=== Task brief ===
Output the full listing below exactly, without the pictures.
[start]
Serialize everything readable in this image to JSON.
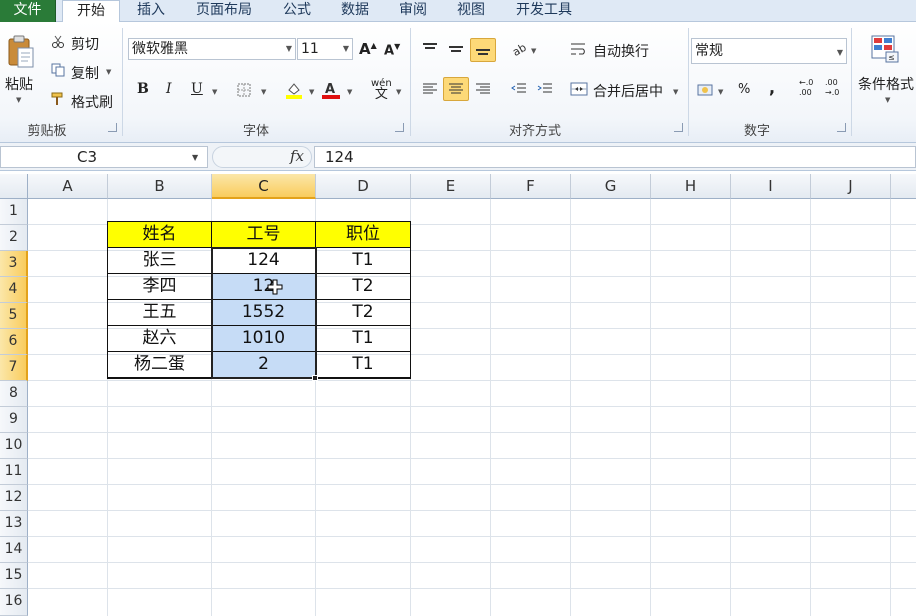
{
  "tabs": [
    "文件",
    "开始",
    "插入",
    "页面布局",
    "公式",
    "数据",
    "审阅",
    "视图",
    "开发工具"
  ],
  "clipboard": {
    "paste": "粘贴",
    "cut": "剪切",
    "copy": "复制",
    "format_painter": "格式刷",
    "label": "剪贴板"
  },
  "font": {
    "name": "微软雅黑",
    "size": "11",
    "label": "字体",
    "bold": "B",
    "italic": "I",
    "underline": "U",
    "grow": "A",
    "shrink": "A",
    "phonetic": "wén",
    "font_color_letter": "A"
  },
  "alignment": {
    "wrap_text": "自动换行",
    "merge_center": "合并后居中",
    "label": "对齐方式"
  },
  "number": {
    "format": "常规",
    "label": "数字",
    "percent": "%",
    "comma": ",",
    "inc_decimal": "←.0 .00",
    "dec_decimal": ".00 →.0"
  },
  "styles": {
    "conditional": "条件格式"
  },
  "formula_bar": {
    "name_box": "C3",
    "fx": "fx",
    "value": "124"
  },
  "colors": {
    "file_tab": "#2a7b38",
    "header_fill": "#ffff00",
    "selection_fill": "#c6dcf6",
    "active_header": "#f9cc5d"
  },
  "sheet": {
    "columns": [
      "A",
      "B",
      "C",
      "D",
      "E",
      "F",
      "G",
      "H",
      "I",
      "J"
    ],
    "rows": [
      "1",
      "2",
      "3",
      "4",
      "5",
      "6",
      "7",
      "8",
      "9",
      "10",
      "11",
      "12",
      "13",
      "14",
      "15",
      "16"
    ],
    "table": {
      "headers": [
        "姓名",
        "工号",
        "职位"
      ],
      "rows": [
        [
          "张三",
          "124",
          "T1"
        ],
        [
          "李四",
          "12",
          "T2"
        ],
        [
          "王五",
          "1552",
          "T2"
        ],
        [
          "赵六",
          "1010",
          "T1"
        ],
        [
          "杨二蛋",
          "2",
          "T1"
        ]
      ]
    }
  }
}
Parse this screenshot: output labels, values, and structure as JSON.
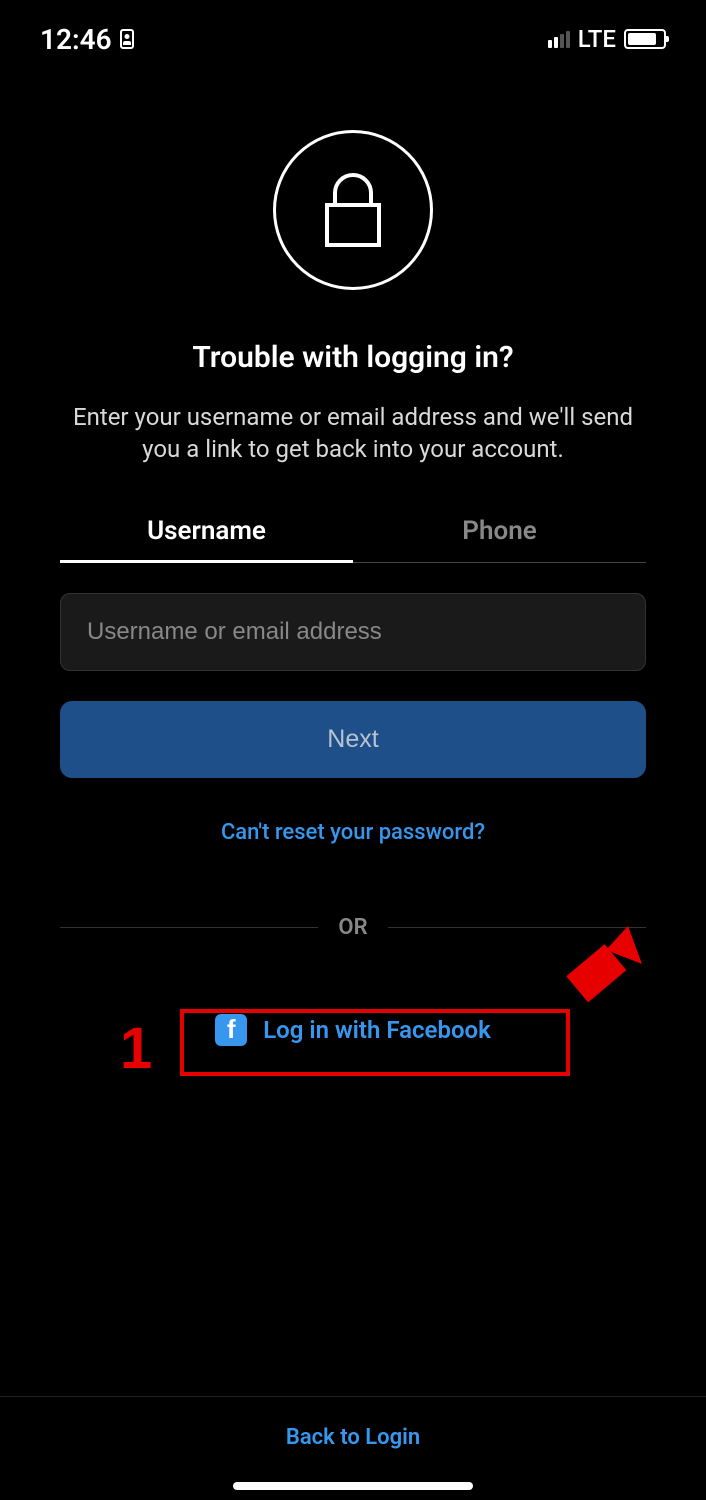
{
  "status_bar": {
    "time": "12:46",
    "network_label": "LTE"
  },
  "header": {
    "title": "Trouble with logging in?",
    "subtitle": "Enter your username or email address and we'll send you a link to get back into your account."
  },
  "tabs": {
    "username": "Username",
    "phone": "Phone"
  },
  "form": {
    "input_placeholder": "Username or email address",
    "next_button": "Next",
    "help_link": "Can't reset your password?"
  },
  "divider": {
    "or_text": "OR"
  },
  "facebook": {
    "label": "Log in with Facebook"
  },
  "footer": {
    "back_link": "Back to Login"
  },
  "annotation": {
    "number": "1"
  }
}
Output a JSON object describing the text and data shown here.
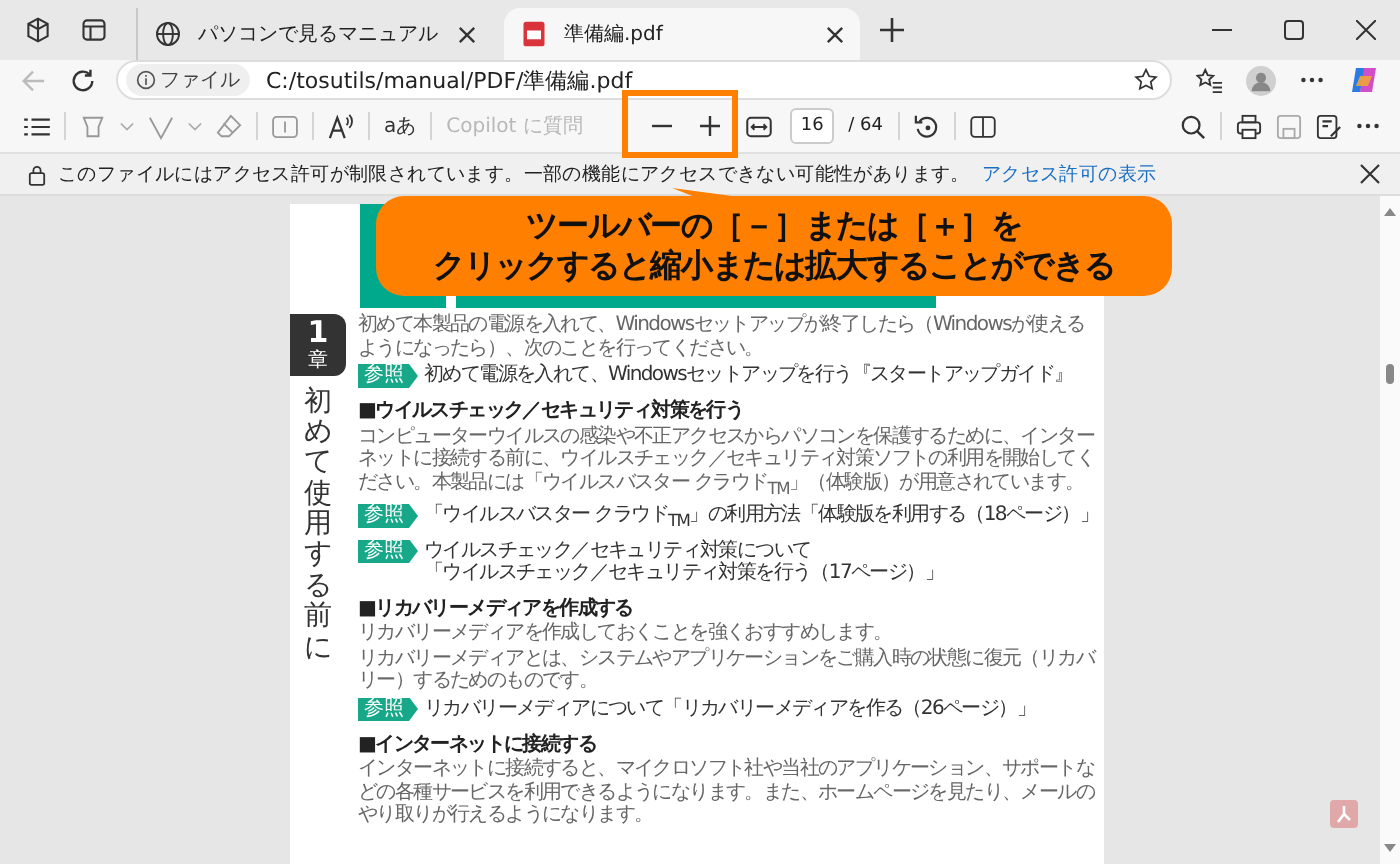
[end]
=== Completed task ===
Serialize everything readable in this image to JSON.
{
  "tabs": [
    "文件",
    "开始",
    "插入",
    "页面布局",
    "公式",
    "数据",
    "审阅",
    "视图",
    "开发工具"
  ],
  "clipboard": {
    "paste": "粘贴",
    "cut": "剪切",
    "copy": "复制",
    "format_painter": "格式刷",
    "label": "剪贴板"
  },
  "font": {
    "name": "微软雅黑",
    "size": "11",
    "label": "字体",
    "bold": "B",
    "italic": "I",
    "underline": "U",
    "grow": "A",
    "shrink": "A",
    "phonetic": "wén",
    "font_color_letter": "A"
  },
  "alignment": {
    "wrap_text": "自动换行",
    "merge_center": "合并后居中",
    "label": "对齐方式"
  },
  "number": {
    "format": "常规",
    "label": "数字",
    "percent": "%",
    "comma": ",",
    "inc_decimal": "←.0 .00",
    "dec_decimal": ".00 →.0"
  },
  "styles": {
    "conditional": "条件格式"
  },
  "formula_bar": {
    "name_box": "C3",
    "fx": "fx",
    "value": "124"
  },
  "colors": {
    "file_tab": "#2a7b38",
    "header_fill": "#ffff00",
    "selection_fill": "#c6dcf6",
    "active_header": "#f9cc5d"
  },
  "sheet": {
    "columns": [
      "A",
      "B",
      "C",
      "D",
      "E",
      "F",
      "G",
      "H",
      "I",
      "J"
    ],
    "rows": [
      "1",
      "2",
      "3",
      "4",
      "5",
      "6",
      "7",
      "8",
      "9",
      "10",
      "11",
      "12",
      "13",
      "14",
      "15",
      "16"
    ],
    "table": {
      "headers": [
        "姓名",
        "工号",
        "职位"
      ],
      "rows": [
        [
          "张三",
          "124",
          "T1"
        ],
        [
          "李四",
          "12",
          "T2"
        ],
        [
          "王五",
          "1552",
          "T2"
        ],
        [
          "赵六",
          "1010",
          "T1"
        ],
        [
          "杨二蛋",
          "2",
          "T1"
        ]
      ]
    }
  }
}
Parse this screenshot: output labels, values, and structure as JSON.
{
  "status_bar": {
    "time": "12:46",
    "network_label": "LTE"
  },
  "header": {
    "title": "Trouble with logging in?",
    "subtitle": "Enter your username or email address and we'll send you a link to get back into your account."
  },
  "tabs": {
    "username": "Username",
    "phone": "Phone"
  },
  "form": {
    "input_placeholder": "Username or email address",
    "next_button": "Next",
    "help_link": "Can't reset your password?"
  },
  "divider": {
    "or_text": "OR"
  },
  "facebook": {
    "label": "Log in with Facebook"
  },
  "footer": {
    "back_link": "Back to Login"
  },
  "annotation": {
    "number": "1"
  }
}
Output a JSON object describing the text and data shown here.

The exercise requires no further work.